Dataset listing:
=-=-=-=-=
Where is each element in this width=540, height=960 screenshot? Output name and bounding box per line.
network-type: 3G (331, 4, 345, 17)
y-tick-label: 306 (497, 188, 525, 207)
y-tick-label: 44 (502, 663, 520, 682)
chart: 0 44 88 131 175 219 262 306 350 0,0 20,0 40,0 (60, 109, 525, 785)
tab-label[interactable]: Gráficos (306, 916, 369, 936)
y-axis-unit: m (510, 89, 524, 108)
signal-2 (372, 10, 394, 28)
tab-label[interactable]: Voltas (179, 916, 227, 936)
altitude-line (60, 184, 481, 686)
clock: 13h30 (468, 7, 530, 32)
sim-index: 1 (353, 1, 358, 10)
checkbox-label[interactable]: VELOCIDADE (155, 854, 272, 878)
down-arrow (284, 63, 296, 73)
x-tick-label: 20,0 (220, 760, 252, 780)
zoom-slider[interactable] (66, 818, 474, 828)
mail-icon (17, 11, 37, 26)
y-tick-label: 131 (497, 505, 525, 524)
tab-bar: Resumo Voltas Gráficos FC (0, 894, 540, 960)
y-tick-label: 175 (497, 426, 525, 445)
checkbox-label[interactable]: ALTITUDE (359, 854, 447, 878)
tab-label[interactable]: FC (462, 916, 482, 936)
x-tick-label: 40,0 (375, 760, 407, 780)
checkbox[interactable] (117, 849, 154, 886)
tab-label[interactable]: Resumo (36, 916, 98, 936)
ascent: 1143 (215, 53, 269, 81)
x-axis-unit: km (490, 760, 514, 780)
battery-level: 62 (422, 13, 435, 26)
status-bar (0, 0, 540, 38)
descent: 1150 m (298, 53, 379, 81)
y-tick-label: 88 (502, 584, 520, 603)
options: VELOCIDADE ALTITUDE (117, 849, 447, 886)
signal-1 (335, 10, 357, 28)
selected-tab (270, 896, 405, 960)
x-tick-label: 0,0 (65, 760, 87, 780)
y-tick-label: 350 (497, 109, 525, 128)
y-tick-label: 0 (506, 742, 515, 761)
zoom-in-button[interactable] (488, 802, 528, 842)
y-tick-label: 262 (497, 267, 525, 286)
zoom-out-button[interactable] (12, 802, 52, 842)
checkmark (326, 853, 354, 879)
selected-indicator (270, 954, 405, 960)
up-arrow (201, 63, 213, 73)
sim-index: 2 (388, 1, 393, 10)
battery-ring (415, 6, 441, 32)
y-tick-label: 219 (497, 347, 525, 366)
=-=-=-=-=
Select every line of the listing above that contains the string "selected", treating uppercase and lowercase as distinct.

■ **The response**:
selected-tab (270, 896, 405, 960)
selected-indicator (270, 954, 405, 960)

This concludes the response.